**Exercise prompt**: Only a number is wanted: how many lines in the records below contain "clay"?

Start of Supplied entries

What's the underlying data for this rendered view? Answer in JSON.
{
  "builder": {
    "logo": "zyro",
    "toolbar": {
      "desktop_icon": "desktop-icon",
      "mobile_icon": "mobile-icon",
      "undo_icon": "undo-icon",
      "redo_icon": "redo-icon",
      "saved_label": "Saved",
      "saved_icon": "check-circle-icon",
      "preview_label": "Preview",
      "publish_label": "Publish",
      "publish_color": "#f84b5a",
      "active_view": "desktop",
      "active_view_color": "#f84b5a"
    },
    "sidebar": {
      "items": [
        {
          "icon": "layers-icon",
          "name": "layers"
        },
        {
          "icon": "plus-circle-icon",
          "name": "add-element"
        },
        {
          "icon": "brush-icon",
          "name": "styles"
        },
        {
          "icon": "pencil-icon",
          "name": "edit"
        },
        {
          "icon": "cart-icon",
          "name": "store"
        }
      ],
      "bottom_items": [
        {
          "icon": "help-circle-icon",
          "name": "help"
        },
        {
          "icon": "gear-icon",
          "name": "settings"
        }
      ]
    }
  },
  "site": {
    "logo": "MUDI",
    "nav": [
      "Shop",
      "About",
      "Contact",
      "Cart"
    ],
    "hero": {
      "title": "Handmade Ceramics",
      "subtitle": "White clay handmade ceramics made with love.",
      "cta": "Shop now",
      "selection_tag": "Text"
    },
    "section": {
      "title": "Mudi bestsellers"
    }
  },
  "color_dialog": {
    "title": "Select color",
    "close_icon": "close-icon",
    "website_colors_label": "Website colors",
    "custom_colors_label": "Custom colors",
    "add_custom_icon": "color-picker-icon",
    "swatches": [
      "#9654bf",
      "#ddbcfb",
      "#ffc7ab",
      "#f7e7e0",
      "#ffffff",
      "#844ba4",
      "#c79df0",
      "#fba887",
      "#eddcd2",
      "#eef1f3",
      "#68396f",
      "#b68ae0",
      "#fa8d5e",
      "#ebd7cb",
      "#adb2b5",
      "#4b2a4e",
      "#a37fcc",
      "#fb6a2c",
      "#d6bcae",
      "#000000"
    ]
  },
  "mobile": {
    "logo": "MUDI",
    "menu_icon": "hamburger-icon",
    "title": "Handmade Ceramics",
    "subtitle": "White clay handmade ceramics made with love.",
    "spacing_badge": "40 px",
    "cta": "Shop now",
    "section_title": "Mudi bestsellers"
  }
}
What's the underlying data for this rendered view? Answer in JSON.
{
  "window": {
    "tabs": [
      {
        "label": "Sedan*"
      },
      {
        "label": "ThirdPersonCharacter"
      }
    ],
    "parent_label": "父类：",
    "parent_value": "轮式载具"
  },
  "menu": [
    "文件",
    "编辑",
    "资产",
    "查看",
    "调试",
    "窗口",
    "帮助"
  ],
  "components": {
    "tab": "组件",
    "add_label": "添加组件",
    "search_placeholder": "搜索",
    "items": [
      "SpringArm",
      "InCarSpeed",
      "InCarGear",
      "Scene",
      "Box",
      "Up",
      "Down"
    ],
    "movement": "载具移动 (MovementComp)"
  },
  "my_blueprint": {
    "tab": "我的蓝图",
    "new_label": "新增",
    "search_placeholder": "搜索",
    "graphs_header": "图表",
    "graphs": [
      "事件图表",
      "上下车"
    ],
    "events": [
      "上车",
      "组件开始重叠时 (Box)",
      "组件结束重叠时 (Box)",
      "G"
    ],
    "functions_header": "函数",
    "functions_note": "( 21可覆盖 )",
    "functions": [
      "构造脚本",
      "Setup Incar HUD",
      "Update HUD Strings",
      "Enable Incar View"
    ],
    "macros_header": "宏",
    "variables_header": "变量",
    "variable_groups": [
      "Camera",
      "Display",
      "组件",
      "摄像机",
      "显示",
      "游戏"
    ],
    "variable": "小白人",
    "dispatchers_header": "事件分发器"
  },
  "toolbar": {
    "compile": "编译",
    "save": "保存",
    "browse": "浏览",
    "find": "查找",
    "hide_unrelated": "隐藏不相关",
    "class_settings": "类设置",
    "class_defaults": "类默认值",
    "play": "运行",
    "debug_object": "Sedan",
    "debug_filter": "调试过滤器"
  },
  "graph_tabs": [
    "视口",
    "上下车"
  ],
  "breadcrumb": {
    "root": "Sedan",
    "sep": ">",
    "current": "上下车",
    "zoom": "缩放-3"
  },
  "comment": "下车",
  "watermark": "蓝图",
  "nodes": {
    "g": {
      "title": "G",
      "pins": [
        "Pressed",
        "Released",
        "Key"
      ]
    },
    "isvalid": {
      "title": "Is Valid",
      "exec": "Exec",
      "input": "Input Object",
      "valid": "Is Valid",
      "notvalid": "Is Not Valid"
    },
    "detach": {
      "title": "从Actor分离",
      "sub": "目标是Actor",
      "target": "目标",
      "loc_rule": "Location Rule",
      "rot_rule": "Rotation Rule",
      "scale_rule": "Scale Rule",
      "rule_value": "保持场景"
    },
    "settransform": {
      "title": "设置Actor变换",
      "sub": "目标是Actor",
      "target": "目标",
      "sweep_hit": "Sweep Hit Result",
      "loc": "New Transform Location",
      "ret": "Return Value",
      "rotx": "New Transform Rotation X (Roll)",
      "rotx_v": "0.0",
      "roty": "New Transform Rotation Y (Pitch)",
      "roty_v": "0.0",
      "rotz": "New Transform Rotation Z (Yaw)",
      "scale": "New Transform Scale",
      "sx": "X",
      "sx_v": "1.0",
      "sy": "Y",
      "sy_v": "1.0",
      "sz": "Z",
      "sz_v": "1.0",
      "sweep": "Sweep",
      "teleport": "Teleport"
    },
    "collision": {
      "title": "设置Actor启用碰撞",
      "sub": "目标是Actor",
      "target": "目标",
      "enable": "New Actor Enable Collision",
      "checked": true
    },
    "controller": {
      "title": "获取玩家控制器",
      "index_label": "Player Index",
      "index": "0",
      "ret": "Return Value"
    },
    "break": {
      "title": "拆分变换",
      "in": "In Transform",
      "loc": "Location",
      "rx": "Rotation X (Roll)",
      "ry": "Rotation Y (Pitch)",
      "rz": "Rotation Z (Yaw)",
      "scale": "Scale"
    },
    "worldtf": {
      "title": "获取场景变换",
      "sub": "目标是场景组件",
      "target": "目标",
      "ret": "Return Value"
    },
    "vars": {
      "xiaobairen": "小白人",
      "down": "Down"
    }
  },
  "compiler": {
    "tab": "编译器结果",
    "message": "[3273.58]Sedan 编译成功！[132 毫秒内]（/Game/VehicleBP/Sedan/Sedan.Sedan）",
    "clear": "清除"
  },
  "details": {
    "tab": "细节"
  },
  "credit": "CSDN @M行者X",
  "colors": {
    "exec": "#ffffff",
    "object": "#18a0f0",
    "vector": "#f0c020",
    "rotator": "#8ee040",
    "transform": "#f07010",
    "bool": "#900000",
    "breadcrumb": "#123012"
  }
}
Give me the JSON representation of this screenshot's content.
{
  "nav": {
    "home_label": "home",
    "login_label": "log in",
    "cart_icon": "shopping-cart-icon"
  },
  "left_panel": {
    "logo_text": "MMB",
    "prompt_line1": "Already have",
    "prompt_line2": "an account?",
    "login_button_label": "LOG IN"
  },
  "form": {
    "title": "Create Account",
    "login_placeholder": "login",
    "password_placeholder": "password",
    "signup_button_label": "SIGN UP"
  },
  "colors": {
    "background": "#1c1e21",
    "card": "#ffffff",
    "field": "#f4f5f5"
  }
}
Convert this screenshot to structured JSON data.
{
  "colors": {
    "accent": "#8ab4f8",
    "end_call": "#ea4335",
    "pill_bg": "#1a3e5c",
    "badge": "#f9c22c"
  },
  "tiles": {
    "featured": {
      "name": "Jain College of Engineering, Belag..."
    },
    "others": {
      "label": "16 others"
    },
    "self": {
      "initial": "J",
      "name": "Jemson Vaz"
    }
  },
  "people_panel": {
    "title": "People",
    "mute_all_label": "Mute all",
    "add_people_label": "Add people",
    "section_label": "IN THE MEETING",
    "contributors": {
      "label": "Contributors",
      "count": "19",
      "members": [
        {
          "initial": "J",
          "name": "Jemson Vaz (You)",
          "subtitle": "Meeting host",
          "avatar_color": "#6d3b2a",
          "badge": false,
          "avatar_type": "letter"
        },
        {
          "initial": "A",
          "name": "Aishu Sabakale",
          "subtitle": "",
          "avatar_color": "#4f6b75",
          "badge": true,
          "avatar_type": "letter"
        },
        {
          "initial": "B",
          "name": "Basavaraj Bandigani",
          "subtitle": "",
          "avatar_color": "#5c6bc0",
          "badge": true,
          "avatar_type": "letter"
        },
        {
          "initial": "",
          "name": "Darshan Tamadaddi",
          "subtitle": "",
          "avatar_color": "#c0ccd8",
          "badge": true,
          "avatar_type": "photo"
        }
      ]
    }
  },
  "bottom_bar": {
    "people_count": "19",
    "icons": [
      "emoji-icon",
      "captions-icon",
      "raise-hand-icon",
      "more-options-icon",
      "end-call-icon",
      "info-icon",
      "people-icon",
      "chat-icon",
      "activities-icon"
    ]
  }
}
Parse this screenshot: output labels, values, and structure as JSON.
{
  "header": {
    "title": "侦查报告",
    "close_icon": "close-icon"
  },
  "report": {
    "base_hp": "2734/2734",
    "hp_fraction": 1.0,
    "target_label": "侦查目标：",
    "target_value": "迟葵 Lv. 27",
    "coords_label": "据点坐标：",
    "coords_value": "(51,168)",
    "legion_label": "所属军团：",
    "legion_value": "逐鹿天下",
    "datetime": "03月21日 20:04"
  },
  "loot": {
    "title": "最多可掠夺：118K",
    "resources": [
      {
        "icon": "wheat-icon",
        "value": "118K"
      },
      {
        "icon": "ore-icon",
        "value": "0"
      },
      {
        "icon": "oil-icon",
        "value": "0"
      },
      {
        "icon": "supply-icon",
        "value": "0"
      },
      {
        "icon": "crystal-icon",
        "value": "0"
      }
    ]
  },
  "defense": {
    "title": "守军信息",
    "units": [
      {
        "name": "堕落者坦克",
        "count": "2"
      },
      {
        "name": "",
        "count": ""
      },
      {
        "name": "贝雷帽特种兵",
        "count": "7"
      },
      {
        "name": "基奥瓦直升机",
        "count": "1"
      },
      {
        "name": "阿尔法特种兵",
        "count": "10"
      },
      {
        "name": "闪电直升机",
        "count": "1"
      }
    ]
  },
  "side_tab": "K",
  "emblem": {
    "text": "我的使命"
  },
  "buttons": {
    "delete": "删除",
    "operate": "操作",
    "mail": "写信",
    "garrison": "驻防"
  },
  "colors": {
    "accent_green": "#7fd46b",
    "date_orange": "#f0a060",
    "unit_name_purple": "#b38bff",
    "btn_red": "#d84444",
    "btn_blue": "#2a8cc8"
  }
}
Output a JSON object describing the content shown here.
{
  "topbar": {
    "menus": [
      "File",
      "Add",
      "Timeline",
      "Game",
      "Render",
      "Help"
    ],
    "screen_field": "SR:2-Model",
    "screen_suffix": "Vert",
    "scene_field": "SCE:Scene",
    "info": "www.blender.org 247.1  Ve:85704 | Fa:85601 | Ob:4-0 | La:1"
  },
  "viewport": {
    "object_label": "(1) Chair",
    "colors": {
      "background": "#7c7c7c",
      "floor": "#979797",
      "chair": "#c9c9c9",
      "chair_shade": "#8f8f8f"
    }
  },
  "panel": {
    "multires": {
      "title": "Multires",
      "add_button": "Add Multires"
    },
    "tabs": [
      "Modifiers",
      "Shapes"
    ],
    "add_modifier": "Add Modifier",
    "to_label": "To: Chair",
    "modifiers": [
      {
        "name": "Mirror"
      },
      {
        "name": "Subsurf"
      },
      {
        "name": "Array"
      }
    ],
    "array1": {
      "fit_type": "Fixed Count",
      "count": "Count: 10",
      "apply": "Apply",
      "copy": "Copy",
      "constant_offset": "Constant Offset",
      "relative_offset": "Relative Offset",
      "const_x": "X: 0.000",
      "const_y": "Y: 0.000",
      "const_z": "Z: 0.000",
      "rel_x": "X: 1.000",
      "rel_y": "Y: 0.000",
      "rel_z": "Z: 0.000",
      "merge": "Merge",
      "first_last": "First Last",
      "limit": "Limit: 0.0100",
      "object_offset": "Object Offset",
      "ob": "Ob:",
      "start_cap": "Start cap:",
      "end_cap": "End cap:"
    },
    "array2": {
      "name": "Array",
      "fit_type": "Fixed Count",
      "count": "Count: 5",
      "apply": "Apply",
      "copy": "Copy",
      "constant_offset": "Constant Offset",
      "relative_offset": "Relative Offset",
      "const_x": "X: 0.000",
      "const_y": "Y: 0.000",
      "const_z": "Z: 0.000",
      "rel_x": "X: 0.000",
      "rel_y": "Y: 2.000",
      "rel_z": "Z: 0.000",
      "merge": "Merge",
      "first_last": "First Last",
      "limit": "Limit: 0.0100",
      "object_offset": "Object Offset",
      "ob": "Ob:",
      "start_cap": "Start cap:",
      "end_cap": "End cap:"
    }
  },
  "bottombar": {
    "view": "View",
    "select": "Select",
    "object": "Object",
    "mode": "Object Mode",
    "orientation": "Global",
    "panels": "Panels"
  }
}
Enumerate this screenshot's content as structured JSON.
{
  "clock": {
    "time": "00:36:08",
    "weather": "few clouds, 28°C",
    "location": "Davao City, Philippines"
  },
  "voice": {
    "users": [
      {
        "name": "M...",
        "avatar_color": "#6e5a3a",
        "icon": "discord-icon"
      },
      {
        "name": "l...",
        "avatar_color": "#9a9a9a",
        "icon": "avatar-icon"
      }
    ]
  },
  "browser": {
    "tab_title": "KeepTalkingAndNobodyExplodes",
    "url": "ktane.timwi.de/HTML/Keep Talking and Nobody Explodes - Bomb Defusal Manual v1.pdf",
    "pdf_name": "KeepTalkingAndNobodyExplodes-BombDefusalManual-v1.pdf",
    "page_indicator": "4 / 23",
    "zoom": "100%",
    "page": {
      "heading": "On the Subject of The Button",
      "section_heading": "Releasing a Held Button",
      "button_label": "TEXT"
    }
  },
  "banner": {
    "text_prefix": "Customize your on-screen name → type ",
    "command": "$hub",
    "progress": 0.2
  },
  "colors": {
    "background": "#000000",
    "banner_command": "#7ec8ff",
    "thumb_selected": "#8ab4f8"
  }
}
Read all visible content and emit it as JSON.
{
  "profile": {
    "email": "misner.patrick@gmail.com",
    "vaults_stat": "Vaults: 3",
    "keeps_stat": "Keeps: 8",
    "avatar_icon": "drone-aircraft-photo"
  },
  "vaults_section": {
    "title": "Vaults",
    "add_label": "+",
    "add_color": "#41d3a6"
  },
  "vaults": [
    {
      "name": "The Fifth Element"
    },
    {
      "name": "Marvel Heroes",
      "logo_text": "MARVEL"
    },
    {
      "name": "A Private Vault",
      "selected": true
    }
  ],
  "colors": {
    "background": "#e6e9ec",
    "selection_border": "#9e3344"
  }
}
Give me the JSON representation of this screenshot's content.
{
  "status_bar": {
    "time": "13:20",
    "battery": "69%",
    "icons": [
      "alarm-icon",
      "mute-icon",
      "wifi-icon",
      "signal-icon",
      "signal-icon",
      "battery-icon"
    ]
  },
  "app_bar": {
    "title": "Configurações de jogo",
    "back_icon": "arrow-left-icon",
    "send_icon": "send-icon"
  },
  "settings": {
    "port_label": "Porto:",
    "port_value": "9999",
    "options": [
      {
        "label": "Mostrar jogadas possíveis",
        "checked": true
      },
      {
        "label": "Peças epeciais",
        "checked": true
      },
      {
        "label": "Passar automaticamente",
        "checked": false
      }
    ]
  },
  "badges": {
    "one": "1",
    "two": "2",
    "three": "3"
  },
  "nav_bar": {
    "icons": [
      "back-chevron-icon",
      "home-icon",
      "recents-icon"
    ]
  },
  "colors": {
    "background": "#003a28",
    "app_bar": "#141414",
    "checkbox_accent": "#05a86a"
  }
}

End of Supplied entries

**Full answer**: 2